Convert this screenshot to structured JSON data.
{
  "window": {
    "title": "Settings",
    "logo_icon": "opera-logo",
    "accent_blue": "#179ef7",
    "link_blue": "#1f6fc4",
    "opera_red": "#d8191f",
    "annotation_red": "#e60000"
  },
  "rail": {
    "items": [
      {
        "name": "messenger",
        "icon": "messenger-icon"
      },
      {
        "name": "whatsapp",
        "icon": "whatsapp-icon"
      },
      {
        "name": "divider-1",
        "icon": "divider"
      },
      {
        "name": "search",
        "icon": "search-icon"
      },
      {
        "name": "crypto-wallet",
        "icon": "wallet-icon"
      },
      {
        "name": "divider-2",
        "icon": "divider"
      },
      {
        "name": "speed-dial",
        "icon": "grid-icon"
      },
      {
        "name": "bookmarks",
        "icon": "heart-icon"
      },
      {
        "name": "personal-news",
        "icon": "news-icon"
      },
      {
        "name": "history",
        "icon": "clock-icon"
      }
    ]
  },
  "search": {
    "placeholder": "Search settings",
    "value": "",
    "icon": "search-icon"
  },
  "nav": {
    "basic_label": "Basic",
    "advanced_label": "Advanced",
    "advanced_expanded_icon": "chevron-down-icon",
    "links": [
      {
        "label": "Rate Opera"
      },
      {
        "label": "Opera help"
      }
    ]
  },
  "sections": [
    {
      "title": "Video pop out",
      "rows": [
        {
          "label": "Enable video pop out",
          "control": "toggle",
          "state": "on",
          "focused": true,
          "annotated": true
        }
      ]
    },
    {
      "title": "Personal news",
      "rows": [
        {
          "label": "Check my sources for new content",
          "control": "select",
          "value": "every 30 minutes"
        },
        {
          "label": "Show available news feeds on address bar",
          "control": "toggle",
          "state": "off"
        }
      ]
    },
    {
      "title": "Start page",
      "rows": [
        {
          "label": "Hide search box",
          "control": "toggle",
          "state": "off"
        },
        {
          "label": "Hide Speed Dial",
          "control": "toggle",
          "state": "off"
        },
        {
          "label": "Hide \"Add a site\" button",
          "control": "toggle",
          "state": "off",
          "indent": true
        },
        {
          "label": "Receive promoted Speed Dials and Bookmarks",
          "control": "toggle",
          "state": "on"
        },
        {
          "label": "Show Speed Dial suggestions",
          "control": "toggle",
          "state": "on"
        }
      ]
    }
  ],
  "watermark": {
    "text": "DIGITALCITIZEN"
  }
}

::::

▶ **STATED EXERCISE**: Look for the word "divider" in every line of the listing and copy the lines that have it.

▶ **TASK ANSWER**:
        "name": "divider-1",
        "icon": "divider"
        "name": "divider-2",
        "icon": "divider"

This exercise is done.